Gather the lines from the material that contain "object".

## begin

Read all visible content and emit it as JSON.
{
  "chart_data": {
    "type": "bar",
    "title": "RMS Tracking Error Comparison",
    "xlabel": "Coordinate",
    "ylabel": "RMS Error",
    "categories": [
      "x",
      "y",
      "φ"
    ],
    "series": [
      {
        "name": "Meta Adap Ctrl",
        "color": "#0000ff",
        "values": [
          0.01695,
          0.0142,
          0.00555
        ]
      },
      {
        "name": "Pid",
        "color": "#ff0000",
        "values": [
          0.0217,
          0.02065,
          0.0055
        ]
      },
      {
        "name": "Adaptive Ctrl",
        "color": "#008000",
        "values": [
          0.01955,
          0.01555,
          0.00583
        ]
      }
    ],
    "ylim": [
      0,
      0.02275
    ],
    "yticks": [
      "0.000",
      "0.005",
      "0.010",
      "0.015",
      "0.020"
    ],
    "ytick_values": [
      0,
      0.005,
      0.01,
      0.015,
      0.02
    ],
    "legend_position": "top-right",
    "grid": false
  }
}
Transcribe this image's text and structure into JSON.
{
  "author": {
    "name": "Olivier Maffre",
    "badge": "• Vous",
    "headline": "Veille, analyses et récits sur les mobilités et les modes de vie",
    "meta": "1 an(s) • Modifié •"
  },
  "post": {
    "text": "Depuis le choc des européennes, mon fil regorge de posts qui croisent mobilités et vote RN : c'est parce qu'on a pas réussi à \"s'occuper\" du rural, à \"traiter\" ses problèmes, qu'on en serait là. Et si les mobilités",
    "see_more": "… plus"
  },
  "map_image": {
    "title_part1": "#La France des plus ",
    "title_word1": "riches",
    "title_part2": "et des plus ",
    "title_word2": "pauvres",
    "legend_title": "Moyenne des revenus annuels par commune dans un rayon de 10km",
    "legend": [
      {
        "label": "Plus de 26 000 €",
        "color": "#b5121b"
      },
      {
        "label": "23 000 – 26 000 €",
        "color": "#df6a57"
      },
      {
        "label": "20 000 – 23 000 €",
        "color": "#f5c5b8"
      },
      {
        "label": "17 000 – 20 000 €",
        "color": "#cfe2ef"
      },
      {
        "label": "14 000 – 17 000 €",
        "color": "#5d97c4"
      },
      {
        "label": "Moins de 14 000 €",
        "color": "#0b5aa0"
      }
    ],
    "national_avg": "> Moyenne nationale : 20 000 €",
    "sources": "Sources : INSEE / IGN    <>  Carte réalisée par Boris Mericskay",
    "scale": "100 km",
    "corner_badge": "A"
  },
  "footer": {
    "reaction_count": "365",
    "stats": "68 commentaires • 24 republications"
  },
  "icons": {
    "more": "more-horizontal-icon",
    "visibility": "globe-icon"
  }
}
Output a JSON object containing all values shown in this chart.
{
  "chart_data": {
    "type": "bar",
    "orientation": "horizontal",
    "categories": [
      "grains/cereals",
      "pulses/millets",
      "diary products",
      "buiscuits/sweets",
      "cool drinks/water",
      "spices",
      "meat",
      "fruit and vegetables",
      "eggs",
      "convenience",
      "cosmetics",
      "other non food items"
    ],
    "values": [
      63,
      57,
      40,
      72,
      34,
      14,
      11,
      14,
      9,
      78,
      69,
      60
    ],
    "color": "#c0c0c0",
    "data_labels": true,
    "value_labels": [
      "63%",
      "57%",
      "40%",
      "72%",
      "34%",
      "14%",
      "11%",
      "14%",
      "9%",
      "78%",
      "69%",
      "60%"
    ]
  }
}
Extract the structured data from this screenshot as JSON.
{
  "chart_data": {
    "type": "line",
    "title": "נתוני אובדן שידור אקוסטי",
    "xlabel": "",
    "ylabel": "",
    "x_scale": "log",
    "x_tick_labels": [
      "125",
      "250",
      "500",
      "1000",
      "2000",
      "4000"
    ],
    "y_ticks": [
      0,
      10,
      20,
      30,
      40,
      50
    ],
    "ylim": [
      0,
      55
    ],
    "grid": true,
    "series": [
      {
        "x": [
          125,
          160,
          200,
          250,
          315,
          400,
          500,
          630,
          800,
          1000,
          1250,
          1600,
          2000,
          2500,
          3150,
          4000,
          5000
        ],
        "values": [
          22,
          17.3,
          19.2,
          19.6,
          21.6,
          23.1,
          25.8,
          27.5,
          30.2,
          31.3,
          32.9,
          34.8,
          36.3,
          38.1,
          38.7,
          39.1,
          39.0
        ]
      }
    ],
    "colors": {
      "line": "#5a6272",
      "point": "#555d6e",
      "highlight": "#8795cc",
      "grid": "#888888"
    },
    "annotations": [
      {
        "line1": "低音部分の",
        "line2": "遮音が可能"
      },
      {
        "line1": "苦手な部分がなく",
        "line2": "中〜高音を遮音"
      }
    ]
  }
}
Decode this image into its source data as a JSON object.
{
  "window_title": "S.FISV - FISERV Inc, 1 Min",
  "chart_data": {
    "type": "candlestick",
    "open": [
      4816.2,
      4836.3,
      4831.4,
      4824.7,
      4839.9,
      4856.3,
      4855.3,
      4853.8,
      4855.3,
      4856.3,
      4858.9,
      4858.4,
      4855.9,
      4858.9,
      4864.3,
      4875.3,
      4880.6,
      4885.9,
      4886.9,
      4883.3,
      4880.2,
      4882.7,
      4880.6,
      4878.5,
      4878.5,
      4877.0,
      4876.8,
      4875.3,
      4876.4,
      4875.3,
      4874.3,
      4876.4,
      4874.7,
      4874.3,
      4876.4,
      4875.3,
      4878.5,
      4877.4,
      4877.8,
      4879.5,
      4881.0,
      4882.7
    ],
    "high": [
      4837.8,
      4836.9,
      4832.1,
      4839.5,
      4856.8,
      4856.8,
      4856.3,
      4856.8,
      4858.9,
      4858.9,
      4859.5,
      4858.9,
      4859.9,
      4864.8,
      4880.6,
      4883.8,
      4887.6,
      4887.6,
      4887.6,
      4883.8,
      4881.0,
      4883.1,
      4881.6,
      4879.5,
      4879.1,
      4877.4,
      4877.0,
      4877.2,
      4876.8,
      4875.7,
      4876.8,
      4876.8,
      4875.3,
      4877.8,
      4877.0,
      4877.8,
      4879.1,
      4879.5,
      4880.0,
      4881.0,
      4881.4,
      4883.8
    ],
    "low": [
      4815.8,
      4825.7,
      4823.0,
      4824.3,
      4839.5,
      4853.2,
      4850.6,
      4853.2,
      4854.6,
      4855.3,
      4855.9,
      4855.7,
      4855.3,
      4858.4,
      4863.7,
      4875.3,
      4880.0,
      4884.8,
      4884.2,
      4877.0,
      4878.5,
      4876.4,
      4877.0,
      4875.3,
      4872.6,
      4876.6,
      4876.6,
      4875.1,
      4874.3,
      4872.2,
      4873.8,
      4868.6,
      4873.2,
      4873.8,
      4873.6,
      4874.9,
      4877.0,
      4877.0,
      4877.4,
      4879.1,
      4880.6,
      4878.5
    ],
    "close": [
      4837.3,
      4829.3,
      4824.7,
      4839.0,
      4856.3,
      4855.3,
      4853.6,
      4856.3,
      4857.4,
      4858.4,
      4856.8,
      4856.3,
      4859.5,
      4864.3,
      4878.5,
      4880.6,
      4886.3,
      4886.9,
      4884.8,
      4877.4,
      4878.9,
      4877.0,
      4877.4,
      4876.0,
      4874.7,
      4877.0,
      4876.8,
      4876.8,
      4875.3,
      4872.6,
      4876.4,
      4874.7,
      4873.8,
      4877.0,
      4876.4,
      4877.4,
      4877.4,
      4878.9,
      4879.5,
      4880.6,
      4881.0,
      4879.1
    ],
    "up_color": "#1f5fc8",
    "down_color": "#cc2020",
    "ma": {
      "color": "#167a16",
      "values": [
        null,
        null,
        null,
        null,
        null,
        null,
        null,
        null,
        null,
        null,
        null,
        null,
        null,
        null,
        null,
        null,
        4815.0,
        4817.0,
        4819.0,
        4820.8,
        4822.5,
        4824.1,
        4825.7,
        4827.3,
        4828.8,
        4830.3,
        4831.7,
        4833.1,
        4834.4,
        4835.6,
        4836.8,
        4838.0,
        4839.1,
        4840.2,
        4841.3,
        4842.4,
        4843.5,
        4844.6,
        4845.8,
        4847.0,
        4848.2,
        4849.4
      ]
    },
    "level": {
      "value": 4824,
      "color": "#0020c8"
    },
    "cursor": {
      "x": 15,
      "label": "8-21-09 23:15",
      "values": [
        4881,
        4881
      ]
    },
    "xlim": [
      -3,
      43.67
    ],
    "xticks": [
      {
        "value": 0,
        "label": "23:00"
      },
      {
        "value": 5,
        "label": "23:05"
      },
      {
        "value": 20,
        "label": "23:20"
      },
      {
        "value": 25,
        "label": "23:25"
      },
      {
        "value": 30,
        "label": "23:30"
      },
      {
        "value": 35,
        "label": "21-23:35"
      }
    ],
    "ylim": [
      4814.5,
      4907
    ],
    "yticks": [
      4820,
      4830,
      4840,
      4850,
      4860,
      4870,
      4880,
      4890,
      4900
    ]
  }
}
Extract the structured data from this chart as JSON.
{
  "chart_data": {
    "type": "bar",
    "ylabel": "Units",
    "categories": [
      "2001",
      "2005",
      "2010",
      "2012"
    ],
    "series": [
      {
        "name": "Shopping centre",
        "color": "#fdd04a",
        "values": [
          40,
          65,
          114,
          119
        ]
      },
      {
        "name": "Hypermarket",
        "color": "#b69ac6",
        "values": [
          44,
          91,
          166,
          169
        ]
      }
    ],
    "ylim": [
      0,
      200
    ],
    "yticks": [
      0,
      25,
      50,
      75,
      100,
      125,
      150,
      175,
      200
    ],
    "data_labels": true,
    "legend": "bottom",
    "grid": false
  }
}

## end

Answer to the problem —
Output a JSON object containing all values shown in this chart.
Decode this image into its source data as a JSON object.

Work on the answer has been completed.